### GOAL:
Output each line of the material exactly as it stands.

=== ENTRIES ===

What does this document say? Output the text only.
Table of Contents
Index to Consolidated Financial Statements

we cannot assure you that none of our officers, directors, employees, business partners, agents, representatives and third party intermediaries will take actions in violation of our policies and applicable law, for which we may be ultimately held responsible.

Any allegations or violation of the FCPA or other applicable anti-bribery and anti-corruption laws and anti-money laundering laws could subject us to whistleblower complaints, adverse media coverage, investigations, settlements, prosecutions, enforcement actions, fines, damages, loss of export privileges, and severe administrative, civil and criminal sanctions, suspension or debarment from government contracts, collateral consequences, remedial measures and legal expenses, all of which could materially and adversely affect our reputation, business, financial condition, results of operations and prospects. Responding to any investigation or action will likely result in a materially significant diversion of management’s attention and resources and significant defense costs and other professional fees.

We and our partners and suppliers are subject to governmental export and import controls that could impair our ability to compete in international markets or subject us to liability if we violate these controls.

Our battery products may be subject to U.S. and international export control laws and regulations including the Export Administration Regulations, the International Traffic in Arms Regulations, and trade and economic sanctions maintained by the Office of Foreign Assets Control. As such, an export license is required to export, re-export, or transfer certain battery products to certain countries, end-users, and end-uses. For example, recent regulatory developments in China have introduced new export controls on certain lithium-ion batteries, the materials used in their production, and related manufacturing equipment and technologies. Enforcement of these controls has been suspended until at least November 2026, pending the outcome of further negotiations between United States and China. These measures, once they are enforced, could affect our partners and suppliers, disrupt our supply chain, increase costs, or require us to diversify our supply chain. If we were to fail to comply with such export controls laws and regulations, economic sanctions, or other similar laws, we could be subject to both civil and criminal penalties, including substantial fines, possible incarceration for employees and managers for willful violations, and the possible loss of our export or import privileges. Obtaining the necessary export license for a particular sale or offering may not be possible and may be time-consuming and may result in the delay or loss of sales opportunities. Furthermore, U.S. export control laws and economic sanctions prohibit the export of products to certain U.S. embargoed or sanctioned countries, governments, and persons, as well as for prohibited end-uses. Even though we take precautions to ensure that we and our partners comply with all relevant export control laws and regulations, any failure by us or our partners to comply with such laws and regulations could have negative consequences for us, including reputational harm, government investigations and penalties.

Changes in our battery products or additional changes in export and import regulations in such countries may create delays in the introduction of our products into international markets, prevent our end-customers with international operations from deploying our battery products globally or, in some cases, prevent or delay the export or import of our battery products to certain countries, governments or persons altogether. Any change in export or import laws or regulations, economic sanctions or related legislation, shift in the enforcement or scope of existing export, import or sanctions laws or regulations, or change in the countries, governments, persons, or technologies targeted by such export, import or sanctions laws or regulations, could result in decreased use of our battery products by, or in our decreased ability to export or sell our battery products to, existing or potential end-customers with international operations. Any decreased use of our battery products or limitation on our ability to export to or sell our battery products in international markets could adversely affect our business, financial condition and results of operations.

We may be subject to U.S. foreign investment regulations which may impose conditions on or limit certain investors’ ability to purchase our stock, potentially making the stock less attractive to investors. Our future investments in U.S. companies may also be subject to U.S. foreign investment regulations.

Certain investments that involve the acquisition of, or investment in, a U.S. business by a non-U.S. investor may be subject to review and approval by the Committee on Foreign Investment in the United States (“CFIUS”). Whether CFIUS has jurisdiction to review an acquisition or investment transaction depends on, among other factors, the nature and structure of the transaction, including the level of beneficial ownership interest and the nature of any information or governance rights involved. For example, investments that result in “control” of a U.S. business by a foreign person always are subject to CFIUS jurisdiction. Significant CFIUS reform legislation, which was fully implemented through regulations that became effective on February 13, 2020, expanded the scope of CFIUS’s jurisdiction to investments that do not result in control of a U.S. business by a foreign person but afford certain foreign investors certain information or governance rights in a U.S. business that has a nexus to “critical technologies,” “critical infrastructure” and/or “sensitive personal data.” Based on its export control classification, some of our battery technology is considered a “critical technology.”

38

===

### TASK RESULT:
What does this document say? Output the text only.
Table of Contents
Index to Consolidated Financial Statements

we cannot assure you that none of our officers, directors, employees, business partners, agents, representatives and third party intermediaries will take actions in violation of our policies and applicable law, for which we may be ultimately held responsible.

Any allegations or violation of the FCPA or other applicable anti-bribery and anti-corruption laws and anti-money laundering laws could subject us to whistleblower complaints, adverse media coverage, investigations, settlements, prosecutions, enforcement actions, fines, damages, loss of export privileges, and severe administrative, civil and criminal sanctions, suspension or debarment from government contracts, collateral consequences, remedial measures and legal expenses, all of which could materially and adversely affect our reputation, business, financial condition, results of operations and prospects. Responding to any investigation or action will likely result in a materially significant diversion of management’s attention and resources and significant defense costs and other professional fees.

We and our partners and suppliers are subject to governmental export and import controls that could impair our ability to compete in international markets or subject us to liability if we violate these controls.

Our battery products may be subject to U.S. and international export control laws and regulations including the Export Administration Regulations, the International Traffic in Arms Regulations, and trade and economic sanctions maintained by the Office of Foreign Assets Control. As such, an export license is required to export, re-export, or transfer certain battery products to certain countries, end-users, and end-uses. For example, recent regulatory developments in China have introduced new export controls on certain lithium-ion batteries, the materials used in their production, and related manufacturing equipment and technologies. Enforcement of these controls has been suspended until at least November 2026, pending the outcome of further negotiations between United States and China. These measures, once they are enforced, could affect our partners and suppliers, disrupt our supply chain, increase costs, or require us to diversify our supply chain. If we were to fail to comply with such export controls laws and regulations, economic sanctions, or other similar laws, we could be subject to both civil and criminal penalties, including substantial fines, possible incarceration for employees and managers for willful violations, and the possible loss of our export or import privileges. Obtaining the necessary export license for a particular sale or offering may not be possible and may be time-consuming and may result in the delay or loss of sales opportunities. Furthermore, U.S. export control laws and economic sanctions prohibit the export of products to certain U.S. embargoed or sanctioned countries, governments, and persons, as well as for prohibited end-uses. Even though we take precautions to ensure that we and our partners comply with all relevant export control laws and regulations, any failure by us or our partners to comply with such laws and regulations could have negative consequences for us, including reputational harm, government investigations and penalties.

Changes in our battery products or additional changes in export and import regulations in such countries may create delays in the introduction of our products into international markets, prevent our end-customers with international operations from deploying our battery products globally or, in some cases, prevent or delay the export or import of our battery products to certain countries, governments or persons altogether. Any change in export or import laws or regulations, economic sanctions or related legislation, shift in the enforcement or scope of existing export, import or sanctions laws or regulations, or change in the countries, governments, persons, or technologies targeted by such export, import or sanctions laws or regulations, could result in decreased use of our battery products by, or in our decreased ability to export or sell our battery products to, existing or potential end-customers with international operations. Any decreased use of our battery products or limitation on our ability to export to or sell our battery products in international markets could adversely affect our business, financial condition and results of operations.

We may be subject to U.S. foreign investment regulations which may impose conditions on or limit certain investors’ ability to purchase our stock, potentially making the stock less attractive to investors. Our future investments in U.S. companies may also be subject to U.S. foreign investment regulations.

Certain investments that involve the acquisition of, or investment in, a U.S. business by a non-U.S. investor may be subject to review and approval by the Committee on Foreign Investment in the United States (“CFIUS”). Whether CFIUS has jurisdiction to review an acquisition or investment transaction depends on, among other factors, the nature and structure of the transaction, including the level of beneficial ownership interest and the nature of any information or governance rights involved. For example, investments that result in “control” of a U.S. business by a foreign person always are subject to CFIUS jurisdiction. Significant CFIUS reform legislation, which was fully implemented through regulations that became effective on February 13, 2020, expanded the scope of CFIUS’s jurisdiction to investments that do not result in control of a U.S. business by a foreign person but afford certain foreign investors certain information or governance rights in a U.S. business that has a nexus to “critical technologies,” “critical infrastructure” and/or “sensitive personal data.” Based on its export control classification, some of our battery technology is considered a “critical technology.”

38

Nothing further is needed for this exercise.